Task material start
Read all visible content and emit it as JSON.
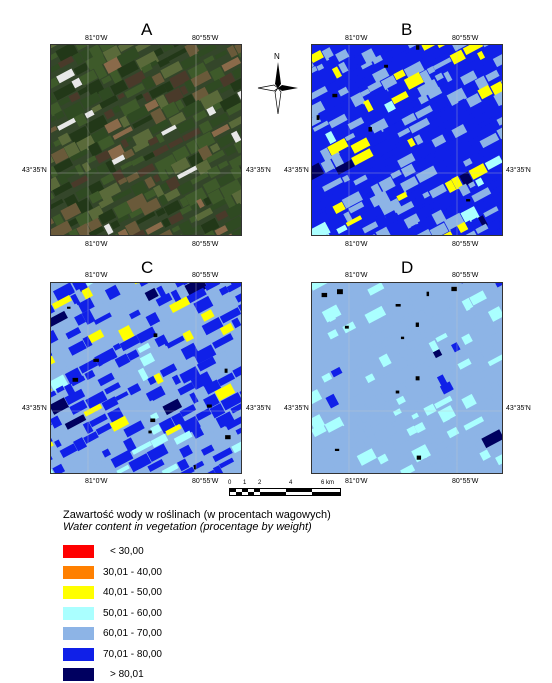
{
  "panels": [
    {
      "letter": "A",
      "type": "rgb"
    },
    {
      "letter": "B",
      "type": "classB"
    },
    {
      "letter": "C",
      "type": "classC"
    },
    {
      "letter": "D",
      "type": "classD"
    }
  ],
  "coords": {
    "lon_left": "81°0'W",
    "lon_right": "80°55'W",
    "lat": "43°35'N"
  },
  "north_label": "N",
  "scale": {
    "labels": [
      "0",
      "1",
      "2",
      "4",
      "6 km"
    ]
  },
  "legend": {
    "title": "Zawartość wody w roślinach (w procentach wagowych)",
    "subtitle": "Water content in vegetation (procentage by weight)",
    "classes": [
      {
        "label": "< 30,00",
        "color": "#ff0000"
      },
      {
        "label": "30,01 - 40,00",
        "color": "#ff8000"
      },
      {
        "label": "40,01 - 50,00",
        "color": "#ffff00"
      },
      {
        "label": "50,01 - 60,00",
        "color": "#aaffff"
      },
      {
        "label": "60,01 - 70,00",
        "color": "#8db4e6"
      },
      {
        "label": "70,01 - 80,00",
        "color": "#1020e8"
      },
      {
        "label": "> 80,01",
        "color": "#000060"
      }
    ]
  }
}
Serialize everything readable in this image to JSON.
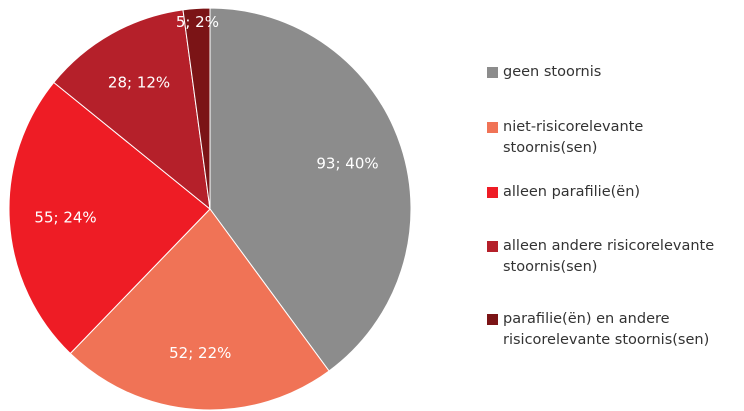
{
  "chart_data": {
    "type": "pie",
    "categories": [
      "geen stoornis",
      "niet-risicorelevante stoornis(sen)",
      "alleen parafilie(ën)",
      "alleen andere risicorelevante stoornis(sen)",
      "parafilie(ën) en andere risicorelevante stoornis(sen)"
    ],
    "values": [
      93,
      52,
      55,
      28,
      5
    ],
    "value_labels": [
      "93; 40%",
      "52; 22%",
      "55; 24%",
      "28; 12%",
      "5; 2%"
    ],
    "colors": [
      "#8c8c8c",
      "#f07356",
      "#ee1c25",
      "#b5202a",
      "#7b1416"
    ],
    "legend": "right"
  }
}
Task material end
[The problem]
Restate the records word for word, omitting images.

[Written answer]
Read all visible content and emit it as JSON.
{
  "panels": [
    {
      "letter": "A",
      "type": "rgb"
    },
    {
      "letter": "B",
      "type": "classB"
    },
    {
      "letter": "C",
      "type": "classC"
    },
    {
      "letter": "D",
      "type": "classD"
    }
  ],
  "coords": {
    "lon_left": "81°0'W",
    "lon_right": "80°55'W",
    "lat": "43°35'N"
  },
  "north_label": "N",
  "scale": {
    "labels": [
      "0",
      "1",
      "2",
      "4",
      "6 km"
    ]
  },
  "legend": {
    "title": "Zawartość wody w roślinach (w procentach wagowych)",
    "subtitle": "Water content in vegetation (procentage by weight)",
    "classes": [
      {
        "label": "< 30,00",
        "color": "#ff0000"
      },
      {
        "label": "30,01 - 40,00",
        "color": "#ff8000"
      },
      {
        "label": "40,01 - 50,00",
        "color": "#ffff00"
      },
      {
        "label": "50,01 - 60,00",
        "color": "#aaffff"
      },
      {
        "label": "60,01 - 70,00",
        "color": "#8db4e6"
      },
      {
        "label": "70,01 - 80,00",
        "color": "#1020e8"
      },
      {
        "label": "> 80,01",
        "color": "#000060"
      }
    ]
  }
}
Serialize everything readable in this image to JSON.
{
  "chart_data": {
    "type": "pie",
    "categories": [
      "geen stoornis",
      "niet-risicorelevante stoornis(sen)",
      "alleen parafilie(ën)",
      "alleen andere risicorelevante stoornis(sen)",
      "parafilie(ën) en andere risicorelevante stoornis(sen)"
    ],
    "values": [
      93,
      52,
      55,
      28,
      5
    ],
    "value_labels": [
      "93; 40%",
      "52; 22%",
      "55; 24%",
      "28; 12%",
      "5; 2%"
    ],
    "colors": [
      "#8c8c8c",
      "#f07356",
      "#ee1c25",
      "#b5202a",
      "#7b1416"
    ],
    "legend": "right"
  }
}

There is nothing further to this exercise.